__Stated goal__. Output each line of the material exactly as it stands.
═══ Data provided ═══
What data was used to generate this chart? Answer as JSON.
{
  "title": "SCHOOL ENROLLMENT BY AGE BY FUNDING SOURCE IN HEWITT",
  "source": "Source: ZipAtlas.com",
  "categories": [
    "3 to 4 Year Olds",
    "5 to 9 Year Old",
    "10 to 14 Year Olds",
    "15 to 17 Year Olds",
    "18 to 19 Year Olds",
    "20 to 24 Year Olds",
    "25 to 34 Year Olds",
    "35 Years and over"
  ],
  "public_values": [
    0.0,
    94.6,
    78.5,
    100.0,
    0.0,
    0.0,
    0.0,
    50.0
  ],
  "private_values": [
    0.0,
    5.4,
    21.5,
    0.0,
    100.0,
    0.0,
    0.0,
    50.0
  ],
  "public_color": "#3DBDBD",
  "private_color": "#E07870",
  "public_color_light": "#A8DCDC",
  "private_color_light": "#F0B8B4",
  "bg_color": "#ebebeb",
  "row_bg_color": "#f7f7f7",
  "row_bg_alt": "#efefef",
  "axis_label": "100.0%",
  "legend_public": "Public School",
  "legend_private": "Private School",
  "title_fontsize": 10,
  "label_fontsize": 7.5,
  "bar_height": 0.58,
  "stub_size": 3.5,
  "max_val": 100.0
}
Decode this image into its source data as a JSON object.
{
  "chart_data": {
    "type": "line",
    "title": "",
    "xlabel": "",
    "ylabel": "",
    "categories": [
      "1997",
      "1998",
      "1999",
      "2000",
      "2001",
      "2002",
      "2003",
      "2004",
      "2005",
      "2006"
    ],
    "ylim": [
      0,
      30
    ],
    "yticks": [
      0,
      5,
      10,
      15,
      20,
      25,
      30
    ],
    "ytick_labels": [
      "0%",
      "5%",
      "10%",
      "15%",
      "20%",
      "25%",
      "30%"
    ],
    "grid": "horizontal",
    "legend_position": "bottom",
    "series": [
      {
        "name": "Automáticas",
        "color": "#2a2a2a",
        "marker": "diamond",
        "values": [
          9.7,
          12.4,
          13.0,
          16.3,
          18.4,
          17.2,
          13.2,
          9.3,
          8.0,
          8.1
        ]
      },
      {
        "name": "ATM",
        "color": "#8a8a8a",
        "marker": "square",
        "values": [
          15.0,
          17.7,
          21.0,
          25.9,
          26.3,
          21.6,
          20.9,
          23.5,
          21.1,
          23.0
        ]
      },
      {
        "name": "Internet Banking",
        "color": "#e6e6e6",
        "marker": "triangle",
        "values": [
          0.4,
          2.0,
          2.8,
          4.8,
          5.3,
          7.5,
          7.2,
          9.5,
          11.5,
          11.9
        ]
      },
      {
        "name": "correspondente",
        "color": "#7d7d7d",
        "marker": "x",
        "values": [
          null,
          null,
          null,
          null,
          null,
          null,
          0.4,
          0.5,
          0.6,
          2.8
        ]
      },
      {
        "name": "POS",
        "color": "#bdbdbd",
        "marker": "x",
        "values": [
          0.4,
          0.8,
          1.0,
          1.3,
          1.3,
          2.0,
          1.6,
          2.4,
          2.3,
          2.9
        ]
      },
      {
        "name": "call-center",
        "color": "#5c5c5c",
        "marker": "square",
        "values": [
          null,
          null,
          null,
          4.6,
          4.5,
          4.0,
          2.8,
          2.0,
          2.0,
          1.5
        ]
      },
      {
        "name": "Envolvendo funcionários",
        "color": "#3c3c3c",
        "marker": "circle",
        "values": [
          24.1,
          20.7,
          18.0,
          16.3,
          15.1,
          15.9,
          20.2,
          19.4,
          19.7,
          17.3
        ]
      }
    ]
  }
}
═══
__Full response__.
What data was used to generate this chart? Answer as JSON.
{
  "title": "SCHOOL ENROLLMENT BY AGE BY FUNDING SOURCE IN HEWITT",
  "source": "Source: ZipAtlas.com",
  "categories": [
    "3 to 4 Year Olds",
    "5 to 9 Year Old",
    "10 to 14 Year Olds",
    "15 to 17 Year Olds",
    "18 to 19 Year Olds",
    "20 to 24 Year Olds",
    "25 to 34 Year Olds",
    "35 Years and over"
  ],
  "public_values": [
    0.0,
    94.6,
    78.5,
    100.0,
    0.0,
    0.0,
    0.0,
    50.0
  ],
  "private_values": [
    0.0,
    5.4,
    21.5,
    0.0,
    100.0,
    0.0,
    0.0,
    50.0
  ],
  "public_color": "#3DBDBD",
  "private_color": "#E07870",
  "public_color_light": "#A8DCDC",
  "private_color_light": "#F0B8B4",
  "bg_color": "#ebebeb",
  "row_bg_color": "#f7f7f7",
  "row_bg_alt": "#efefef",
  "axis_label": "100.0%",
  "legend_public": "Public School",
  "legend_private": "Private School",
  "title_fontsize": 10,
  "label_fontsize": 7.5,
  "bar_height": 0.58,
  "stub_size": 3.5,
  "max_val": 100.0
}
Decode this image into its source data as a JSON object.
{
  "chart_data": {
    "type": "line",
    "title": "",
    "xlabel": "",
    "ylabel": "",
    "categories": [
      "1997",
      "1998",
      "1999",
      "2000",
      "2001",
      "2002",
      "2003",
      "2004",
      "2005",
      "2006"
    ],
    "ylim": [
      0,
      30
    ],
    "yticks": [
      0,
      5,
      10,
      15,
      20,
      25,
      30
    ],
    "ytick_labels": [
      "0%",
      "5%",
      "10%",
      "15%",
      "20%",
      "25%",
      "30%"
    ],
    "grid": "horizontal",
    "legend_position": "bottom",
    "series": [
      {
        "name": "Automáticas",
        "color": "#2a2a2a",
        "marker": "diamond",
        "values": [
          9.7,
          12.4,
          13.0,
          16.3,
          18.4,
          17.2,
          13.2,
          9.3,
          8.0,
          8.1
        ]
      },
      {
        "name": "ATM",
        "color": "#8a8a8a",
        "marker": "square",
        "values": [
          15.0,
          17.7,
          21.0,
          25.9,
          26.3,
          21.6,
          20.9,
          23.5,
          21.1,
          23.0
        ]
      },
      {
        "name": "Internet Banking",
        "color": "#e6e6e6",
        "marker": "triangle",
        "values": [
          0.4,
          2.0,
          2.8,
          4.8,
          5.3,
          7.5,
          7.2,
          9.5,
          11.5,
          11.9
        ]
      },
      {
        "name": "correspondente",
        "color": "#7d7d7d",
        "marker": "x",
        "values": [
          null,
          null,
          null,
          null,
          null,
          null,
          0.4,
          0.5,
          0.6,
          2.8
        ]
      },
      {
        "name": "POS",
        "color": "#bdbdbd",
        "marker": "x",
        "values": [
          0.4,
          0.8,
          1.0,
          1.3,
          1.3,
          2.0,
          1.6,
          2.4,
          2.3,
          2.9
        ]
      },
      {
        "name": "call-center",
        "color": "#5c5c5c",
        "marker": "square",
        "values": [
          null,
          null,
          null,
          4.6,
          4.5,
          4.0,
          2.8,
          2.0,
          2.0,
          1.5
        ]
      },
      {
        "name": "Envolvendo funcionários",
        "color": "#3c3c3c",
        "marker": "circle",
        "values": [
          24.1,
          20.7,
          18.0,
          16.3,
          15.1,
          15.9,
          20.2,
          19.4,
          19.7,
          17.3
        ]
      }
    ]
  }
}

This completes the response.